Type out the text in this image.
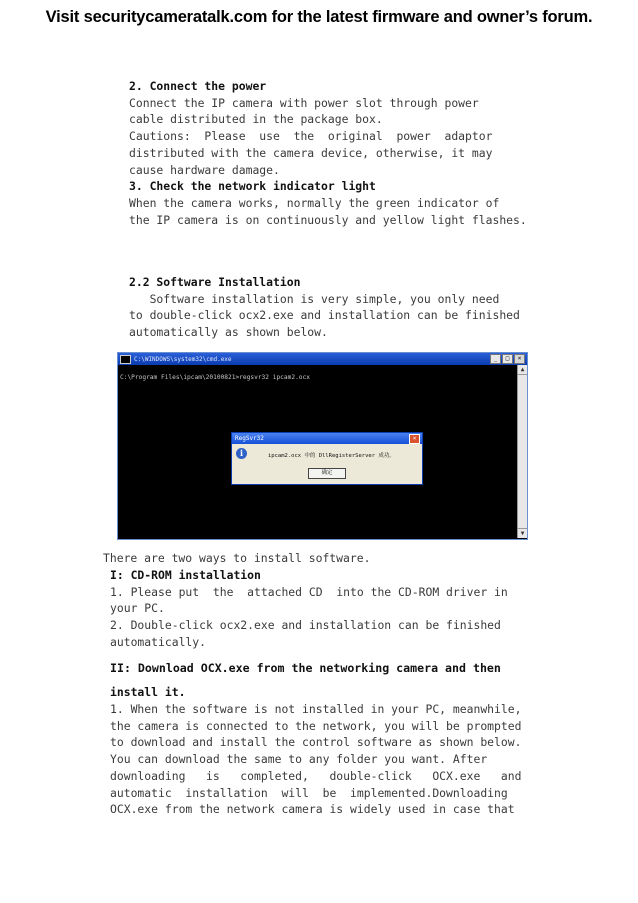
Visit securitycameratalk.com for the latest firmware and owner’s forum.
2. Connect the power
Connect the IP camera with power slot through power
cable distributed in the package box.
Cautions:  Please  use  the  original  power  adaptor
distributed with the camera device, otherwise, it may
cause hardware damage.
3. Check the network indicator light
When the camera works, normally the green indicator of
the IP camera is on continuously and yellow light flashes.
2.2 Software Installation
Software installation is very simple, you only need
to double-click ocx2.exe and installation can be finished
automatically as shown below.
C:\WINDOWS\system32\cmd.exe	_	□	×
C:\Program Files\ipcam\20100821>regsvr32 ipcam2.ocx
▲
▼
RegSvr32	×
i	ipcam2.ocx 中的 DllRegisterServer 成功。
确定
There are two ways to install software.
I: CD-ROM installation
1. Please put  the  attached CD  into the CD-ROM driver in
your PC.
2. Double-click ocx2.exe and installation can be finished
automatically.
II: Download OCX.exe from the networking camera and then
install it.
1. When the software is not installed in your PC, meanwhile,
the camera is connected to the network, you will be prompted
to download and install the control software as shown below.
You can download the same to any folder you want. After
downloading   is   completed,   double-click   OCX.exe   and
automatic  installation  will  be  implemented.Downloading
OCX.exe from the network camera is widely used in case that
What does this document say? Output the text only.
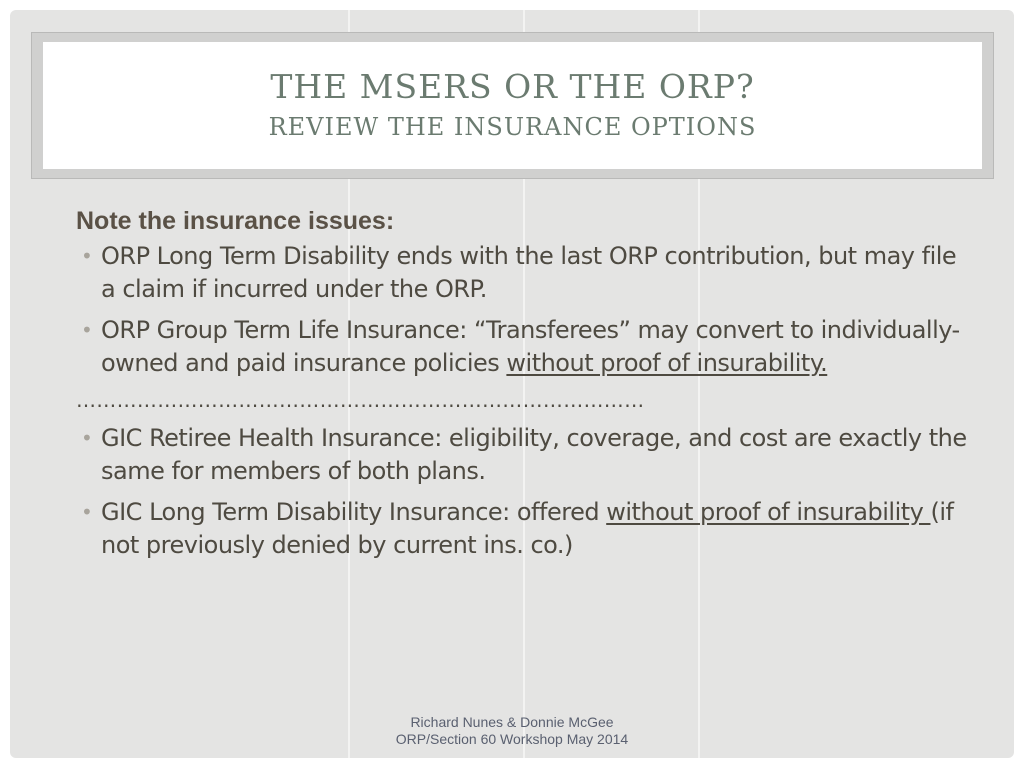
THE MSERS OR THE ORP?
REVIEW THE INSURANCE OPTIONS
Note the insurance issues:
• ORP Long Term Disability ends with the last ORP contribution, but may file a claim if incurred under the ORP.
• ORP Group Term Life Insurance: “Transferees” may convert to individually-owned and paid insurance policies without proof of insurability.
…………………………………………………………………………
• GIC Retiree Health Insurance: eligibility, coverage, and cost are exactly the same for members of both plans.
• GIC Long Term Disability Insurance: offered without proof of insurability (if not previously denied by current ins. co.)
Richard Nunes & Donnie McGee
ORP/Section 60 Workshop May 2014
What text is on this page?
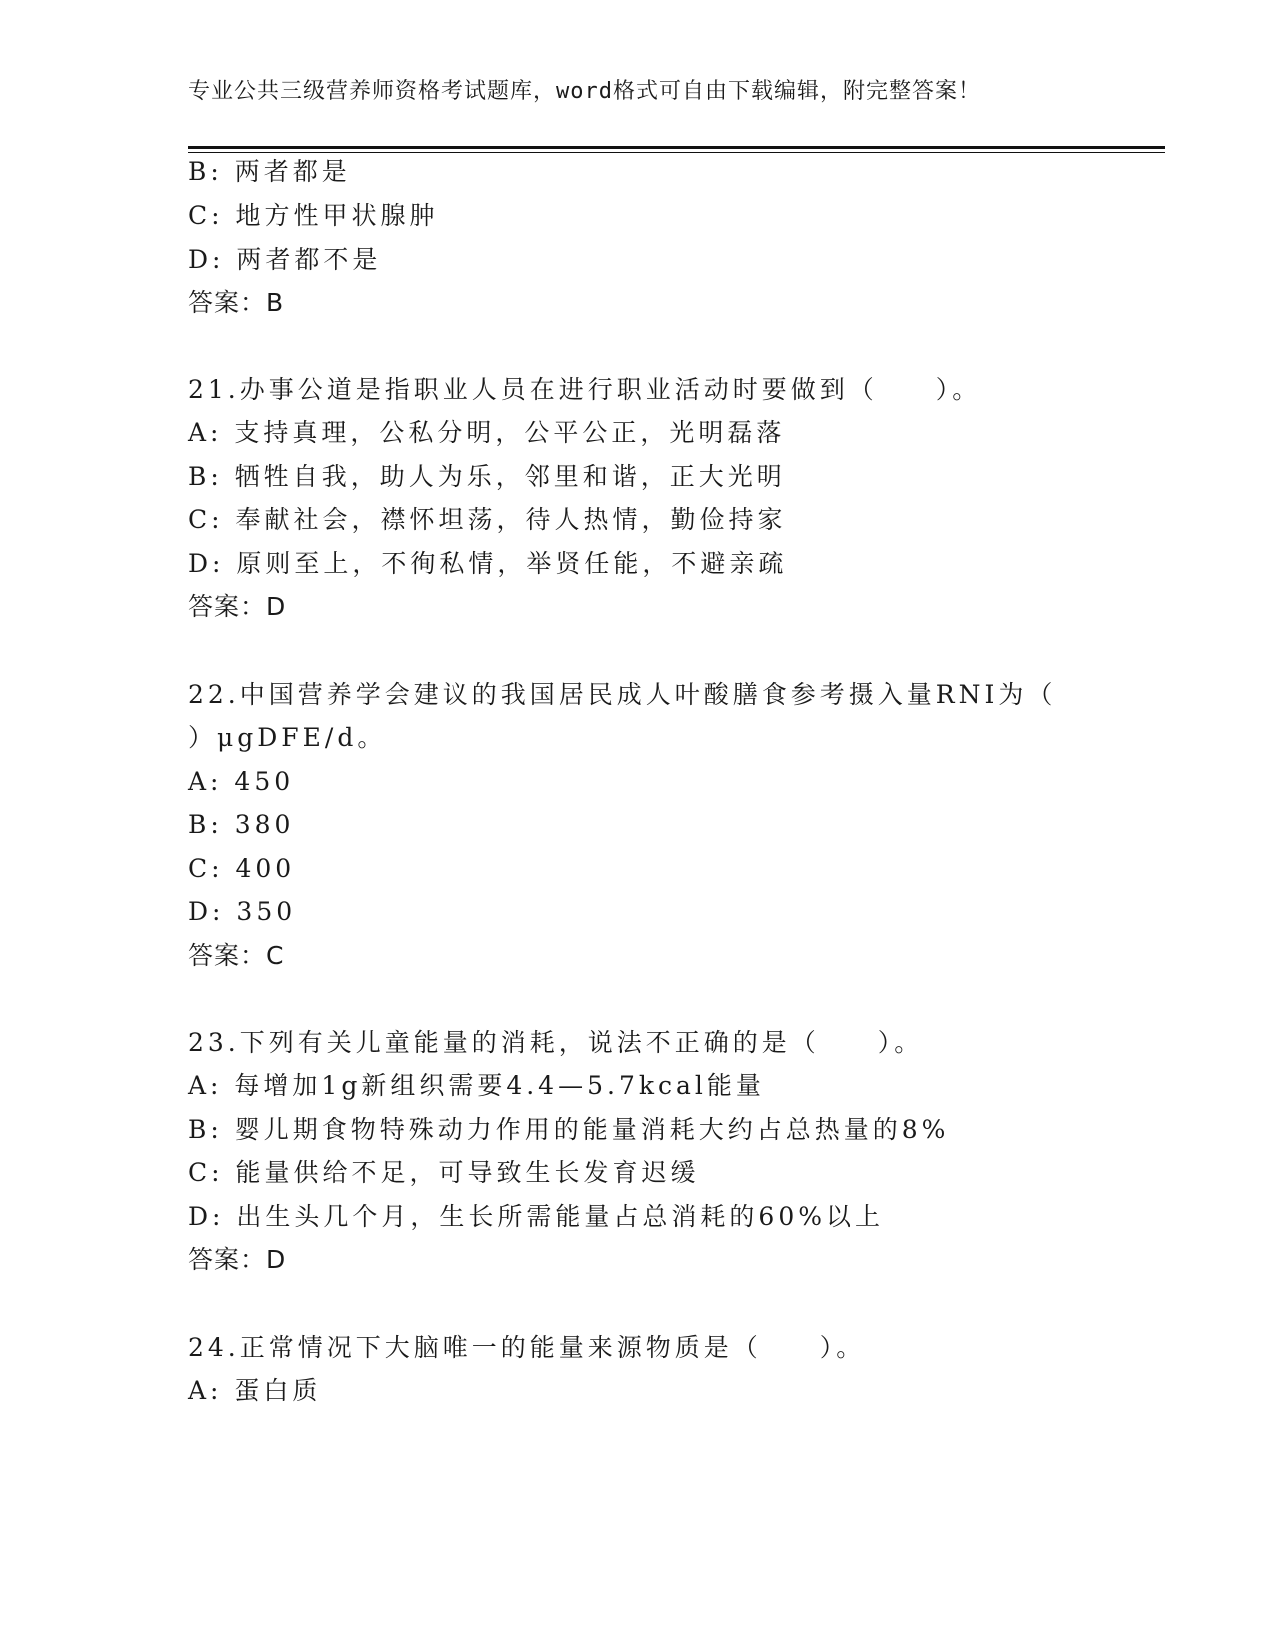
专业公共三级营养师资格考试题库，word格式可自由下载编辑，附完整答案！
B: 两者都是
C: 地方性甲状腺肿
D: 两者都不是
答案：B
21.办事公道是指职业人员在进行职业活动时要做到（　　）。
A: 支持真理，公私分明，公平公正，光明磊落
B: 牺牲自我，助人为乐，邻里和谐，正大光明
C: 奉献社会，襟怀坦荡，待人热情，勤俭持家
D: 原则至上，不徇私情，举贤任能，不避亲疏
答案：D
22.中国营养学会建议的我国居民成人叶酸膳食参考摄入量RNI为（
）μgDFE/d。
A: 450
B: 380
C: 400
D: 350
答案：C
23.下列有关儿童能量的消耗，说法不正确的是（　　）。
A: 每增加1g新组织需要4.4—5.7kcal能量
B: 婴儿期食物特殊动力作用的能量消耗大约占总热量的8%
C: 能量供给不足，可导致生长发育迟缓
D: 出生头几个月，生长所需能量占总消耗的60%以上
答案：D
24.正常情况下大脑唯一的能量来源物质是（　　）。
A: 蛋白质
-----
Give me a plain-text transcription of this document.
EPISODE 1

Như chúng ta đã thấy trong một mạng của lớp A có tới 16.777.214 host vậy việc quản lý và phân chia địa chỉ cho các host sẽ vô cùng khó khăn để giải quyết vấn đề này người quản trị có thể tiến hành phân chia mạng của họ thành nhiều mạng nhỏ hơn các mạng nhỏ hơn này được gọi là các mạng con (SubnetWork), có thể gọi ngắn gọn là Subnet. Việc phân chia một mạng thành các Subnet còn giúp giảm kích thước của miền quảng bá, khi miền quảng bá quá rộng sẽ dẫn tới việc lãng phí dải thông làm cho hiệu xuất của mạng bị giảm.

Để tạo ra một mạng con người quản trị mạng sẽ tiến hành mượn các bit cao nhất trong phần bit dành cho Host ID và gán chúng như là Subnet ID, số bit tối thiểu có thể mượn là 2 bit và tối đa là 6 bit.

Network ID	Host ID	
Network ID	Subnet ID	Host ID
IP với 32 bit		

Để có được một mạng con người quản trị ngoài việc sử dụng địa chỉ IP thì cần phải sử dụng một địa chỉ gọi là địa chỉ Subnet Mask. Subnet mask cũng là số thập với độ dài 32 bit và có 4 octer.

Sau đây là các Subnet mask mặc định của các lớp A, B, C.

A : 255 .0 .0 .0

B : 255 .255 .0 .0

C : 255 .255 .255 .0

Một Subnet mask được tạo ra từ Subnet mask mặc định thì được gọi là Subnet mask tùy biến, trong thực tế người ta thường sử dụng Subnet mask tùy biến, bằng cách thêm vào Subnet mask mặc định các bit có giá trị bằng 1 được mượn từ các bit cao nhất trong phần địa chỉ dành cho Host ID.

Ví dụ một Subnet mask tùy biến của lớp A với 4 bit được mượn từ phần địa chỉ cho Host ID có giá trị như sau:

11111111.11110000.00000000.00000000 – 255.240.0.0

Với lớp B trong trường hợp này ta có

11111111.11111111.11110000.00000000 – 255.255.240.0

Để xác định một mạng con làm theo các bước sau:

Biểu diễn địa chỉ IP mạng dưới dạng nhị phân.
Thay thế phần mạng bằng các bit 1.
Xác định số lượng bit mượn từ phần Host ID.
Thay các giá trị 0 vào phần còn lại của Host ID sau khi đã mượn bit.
-----
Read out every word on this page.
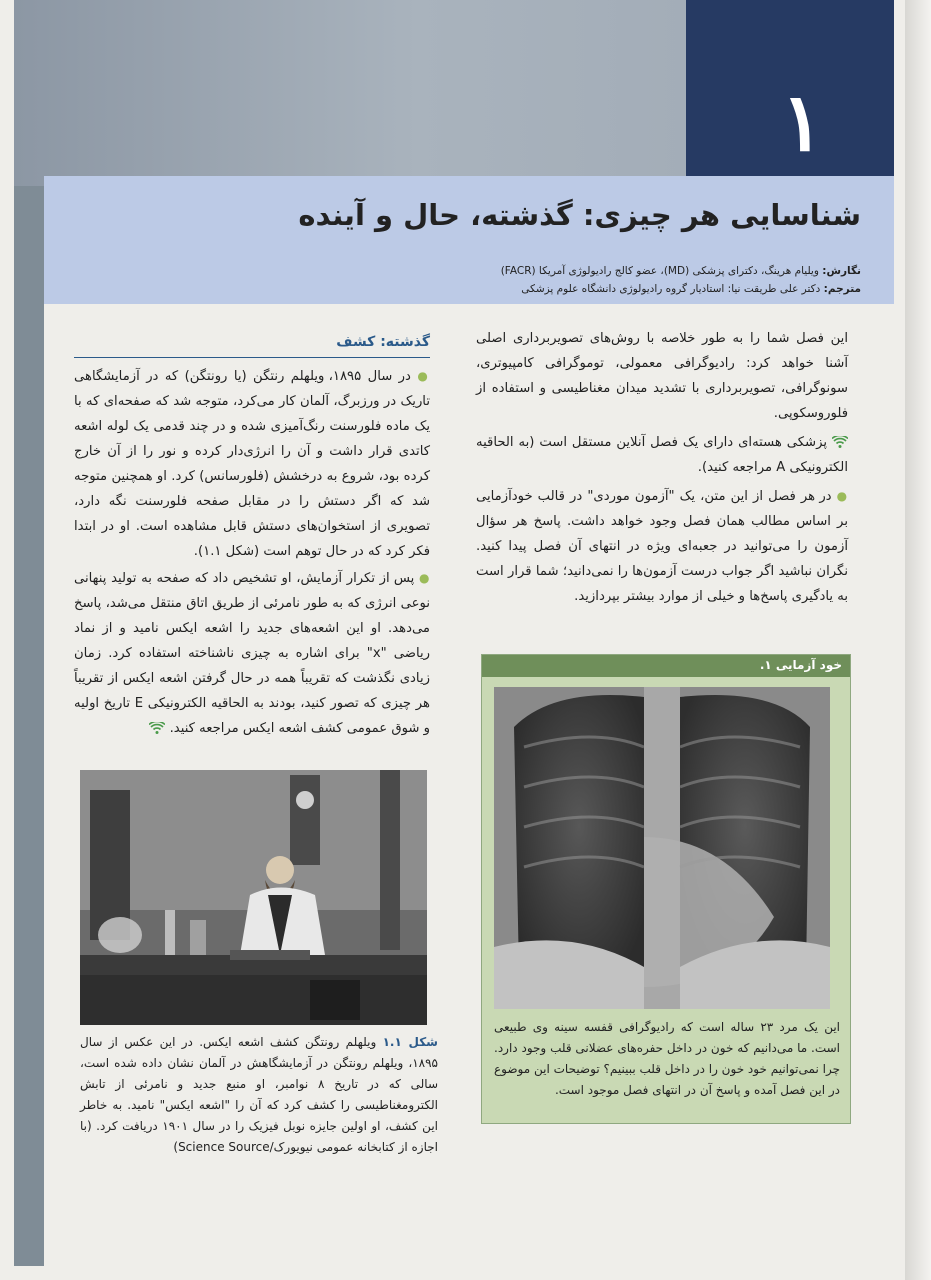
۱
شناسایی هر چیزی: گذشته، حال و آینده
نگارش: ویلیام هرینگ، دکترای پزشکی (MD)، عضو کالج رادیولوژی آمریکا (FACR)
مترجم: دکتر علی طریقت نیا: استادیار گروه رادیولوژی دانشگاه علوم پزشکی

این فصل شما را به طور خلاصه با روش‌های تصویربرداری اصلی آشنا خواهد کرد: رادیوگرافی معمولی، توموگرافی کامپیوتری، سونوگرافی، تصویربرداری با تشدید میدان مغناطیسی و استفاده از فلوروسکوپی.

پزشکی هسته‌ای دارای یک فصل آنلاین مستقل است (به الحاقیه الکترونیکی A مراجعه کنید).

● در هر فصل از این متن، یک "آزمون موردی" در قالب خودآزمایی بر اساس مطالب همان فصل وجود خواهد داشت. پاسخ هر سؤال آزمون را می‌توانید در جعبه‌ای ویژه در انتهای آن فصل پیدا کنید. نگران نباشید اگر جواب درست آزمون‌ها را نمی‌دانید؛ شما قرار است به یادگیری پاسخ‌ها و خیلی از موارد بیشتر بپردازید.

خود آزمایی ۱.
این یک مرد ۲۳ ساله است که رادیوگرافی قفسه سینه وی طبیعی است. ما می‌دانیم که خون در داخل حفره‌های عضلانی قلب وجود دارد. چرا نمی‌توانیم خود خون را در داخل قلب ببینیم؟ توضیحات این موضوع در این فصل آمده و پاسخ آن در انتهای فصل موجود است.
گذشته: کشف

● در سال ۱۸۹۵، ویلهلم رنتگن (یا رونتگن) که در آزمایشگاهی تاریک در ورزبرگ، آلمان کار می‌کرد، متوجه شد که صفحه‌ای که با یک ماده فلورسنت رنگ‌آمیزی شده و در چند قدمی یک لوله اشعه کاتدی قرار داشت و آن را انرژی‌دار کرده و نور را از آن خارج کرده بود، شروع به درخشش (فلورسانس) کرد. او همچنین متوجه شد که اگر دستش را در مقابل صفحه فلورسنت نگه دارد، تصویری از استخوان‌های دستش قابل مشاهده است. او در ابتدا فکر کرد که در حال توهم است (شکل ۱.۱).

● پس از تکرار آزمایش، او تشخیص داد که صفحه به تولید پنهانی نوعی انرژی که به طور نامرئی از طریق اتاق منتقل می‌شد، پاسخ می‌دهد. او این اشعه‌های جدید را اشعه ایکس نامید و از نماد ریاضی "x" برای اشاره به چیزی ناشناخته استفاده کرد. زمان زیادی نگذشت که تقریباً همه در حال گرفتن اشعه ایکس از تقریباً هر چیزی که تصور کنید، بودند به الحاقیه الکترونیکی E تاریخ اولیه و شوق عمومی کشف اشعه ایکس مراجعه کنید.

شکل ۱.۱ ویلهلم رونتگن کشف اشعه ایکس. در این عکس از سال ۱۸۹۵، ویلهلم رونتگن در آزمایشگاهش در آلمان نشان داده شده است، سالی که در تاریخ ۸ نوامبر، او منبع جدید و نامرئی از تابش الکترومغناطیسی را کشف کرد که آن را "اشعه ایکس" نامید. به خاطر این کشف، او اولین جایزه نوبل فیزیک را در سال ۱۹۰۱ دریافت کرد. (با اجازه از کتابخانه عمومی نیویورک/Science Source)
-----
[TASK DIRECTIONS]: Collect the lines of the records that include the string "آلمان".

[TASK ANSWER]:
● در سال ۱۸۹۵، ویلهلم رنتگن (یا رونتگن) که در آزمایشگاهی تاریک در ورزبرگ، آلمان کار می‌کرد، متوجه شد که صفحه‌ای که با یک ماده فلورسنت رنگ‌آمیزی شده و در چند قدمی یک لوله اشعه کاتدی قرار داشت و آن را انرژی‌دار کرده و نور را از آن خارج کرده بود، شروع به درخشش (فلورسانس) کرد. او همچنین متوجه شد که اگر دستش را در مقابل صفحه فلورسنت نگه دارد، تصویری از استخوان‌های دستش قابل مشاهده است. او در ابتدا فکر کرد که در حال توهم است (شکل ۱.۱).
شکل ۱.۱ ویلهلم رونتگن کشف اشعه ایکس. در این عکس از سال ۱۸۹۵، ویلهلم رونتگن در آزمایشگاهش در آلمان نشان داده شده است، سالی که در تاریخ ۸ نوامبر، او منبع جدید و نامرئی از تابش الکترومغناطیسی را کشف کرد که آن را "اشعه ایکس" نامید. به خاطر این کشف، او اولین جایزه نوبل فیزیک را در سال ۱۹۰۱ دریافت کرد. (با اجازه از کتابخانه عمومی نیویورک/Science Source)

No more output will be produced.